┌──

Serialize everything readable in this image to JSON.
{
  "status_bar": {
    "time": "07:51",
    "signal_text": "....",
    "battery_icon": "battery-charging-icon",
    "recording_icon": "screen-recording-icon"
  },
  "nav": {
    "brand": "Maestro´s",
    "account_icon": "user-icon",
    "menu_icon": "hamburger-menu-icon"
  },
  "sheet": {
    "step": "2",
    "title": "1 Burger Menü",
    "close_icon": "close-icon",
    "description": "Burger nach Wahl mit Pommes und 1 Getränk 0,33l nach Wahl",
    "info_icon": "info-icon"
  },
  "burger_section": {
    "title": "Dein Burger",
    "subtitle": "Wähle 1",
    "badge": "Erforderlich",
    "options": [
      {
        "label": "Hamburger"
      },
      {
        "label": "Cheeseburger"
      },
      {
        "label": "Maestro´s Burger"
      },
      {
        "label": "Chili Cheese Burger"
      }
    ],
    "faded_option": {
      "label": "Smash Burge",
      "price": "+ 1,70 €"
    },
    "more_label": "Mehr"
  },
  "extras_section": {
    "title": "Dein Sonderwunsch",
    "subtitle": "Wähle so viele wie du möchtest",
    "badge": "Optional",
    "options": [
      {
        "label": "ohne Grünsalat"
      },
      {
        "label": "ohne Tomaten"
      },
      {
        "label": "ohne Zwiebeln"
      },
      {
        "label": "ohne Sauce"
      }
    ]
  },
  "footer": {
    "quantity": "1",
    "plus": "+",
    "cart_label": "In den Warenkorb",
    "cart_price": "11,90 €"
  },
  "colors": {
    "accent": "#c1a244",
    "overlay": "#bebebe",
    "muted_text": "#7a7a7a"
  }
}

└──
┌──

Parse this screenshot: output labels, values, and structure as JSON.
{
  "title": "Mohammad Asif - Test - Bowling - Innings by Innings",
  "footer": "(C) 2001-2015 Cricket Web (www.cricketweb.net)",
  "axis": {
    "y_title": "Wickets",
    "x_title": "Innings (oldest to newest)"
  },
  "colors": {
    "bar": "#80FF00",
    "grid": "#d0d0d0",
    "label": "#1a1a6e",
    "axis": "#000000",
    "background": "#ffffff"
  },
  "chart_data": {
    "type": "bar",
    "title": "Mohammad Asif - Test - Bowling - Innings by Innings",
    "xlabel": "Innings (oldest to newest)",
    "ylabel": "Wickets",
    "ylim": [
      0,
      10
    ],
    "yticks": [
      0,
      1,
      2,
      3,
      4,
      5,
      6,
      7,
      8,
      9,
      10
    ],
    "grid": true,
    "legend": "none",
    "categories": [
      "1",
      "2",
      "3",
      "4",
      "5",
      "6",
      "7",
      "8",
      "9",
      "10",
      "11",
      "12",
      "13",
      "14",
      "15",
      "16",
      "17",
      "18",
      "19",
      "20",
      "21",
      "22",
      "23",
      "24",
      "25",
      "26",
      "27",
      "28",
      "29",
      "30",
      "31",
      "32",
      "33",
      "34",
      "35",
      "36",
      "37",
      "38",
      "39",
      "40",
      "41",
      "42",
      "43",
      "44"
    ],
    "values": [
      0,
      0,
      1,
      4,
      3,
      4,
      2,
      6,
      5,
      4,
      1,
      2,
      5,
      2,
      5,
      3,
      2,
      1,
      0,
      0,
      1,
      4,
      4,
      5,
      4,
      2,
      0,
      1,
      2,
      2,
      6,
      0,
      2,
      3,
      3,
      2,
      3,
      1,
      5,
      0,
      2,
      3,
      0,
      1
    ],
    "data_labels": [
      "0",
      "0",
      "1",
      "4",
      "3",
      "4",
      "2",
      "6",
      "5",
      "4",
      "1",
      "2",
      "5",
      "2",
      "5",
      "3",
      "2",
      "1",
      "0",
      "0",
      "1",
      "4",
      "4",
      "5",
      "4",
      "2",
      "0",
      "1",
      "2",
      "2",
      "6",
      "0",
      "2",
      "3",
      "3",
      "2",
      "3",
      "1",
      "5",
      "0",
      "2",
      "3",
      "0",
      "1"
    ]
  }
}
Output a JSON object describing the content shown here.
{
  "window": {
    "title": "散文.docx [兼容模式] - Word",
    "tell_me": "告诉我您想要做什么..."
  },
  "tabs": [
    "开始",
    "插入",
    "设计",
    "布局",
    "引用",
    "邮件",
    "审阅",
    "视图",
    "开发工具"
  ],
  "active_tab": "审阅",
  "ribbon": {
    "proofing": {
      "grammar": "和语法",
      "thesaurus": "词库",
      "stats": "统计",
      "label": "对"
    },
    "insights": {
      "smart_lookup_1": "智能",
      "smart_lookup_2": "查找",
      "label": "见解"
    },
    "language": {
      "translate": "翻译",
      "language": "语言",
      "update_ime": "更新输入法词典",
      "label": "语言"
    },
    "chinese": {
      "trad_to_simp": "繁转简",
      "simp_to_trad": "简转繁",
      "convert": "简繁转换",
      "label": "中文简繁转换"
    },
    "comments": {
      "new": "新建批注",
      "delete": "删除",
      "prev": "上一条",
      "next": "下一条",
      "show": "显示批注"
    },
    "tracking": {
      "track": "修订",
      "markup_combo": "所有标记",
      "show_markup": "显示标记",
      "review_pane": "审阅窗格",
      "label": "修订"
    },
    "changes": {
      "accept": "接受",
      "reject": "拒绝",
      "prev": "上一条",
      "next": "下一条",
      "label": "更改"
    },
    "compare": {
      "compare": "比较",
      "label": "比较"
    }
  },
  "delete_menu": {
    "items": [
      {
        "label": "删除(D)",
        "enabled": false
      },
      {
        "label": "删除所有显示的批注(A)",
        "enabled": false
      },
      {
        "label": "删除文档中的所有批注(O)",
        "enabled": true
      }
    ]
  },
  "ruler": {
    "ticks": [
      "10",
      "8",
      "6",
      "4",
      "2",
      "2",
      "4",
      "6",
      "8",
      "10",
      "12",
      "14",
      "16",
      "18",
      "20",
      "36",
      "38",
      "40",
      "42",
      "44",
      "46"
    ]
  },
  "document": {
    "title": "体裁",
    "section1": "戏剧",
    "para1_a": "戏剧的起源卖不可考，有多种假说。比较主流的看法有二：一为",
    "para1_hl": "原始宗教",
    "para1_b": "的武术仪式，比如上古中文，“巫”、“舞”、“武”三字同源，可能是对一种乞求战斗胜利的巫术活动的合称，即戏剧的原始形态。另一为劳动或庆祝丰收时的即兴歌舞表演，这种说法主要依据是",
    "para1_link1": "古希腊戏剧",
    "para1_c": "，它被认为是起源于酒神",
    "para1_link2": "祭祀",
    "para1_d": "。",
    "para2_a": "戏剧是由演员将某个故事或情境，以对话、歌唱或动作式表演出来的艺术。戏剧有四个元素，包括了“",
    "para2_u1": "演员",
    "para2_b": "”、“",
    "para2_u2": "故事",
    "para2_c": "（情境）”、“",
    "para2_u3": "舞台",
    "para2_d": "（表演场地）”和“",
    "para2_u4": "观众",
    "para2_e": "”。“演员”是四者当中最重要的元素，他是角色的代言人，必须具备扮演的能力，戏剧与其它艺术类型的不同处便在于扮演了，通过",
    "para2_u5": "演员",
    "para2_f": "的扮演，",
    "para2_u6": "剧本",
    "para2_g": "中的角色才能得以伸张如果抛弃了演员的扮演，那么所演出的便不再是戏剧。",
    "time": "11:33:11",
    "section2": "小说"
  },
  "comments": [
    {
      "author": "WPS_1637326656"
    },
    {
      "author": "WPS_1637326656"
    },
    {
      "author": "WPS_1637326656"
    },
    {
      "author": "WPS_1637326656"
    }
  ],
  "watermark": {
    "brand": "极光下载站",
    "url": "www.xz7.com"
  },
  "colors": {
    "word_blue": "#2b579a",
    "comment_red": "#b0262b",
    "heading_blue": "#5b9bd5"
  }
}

└──

__PROMPT__.
Take each line containing the string "Bowling" and copy it out.

__WRITTEN ANSWER__.
  "title": "Mohammad Asif - Test - Bowling - Innings by Innings",
    "title": "Mohammad Asif - Test - Bowling - Innings by Innings",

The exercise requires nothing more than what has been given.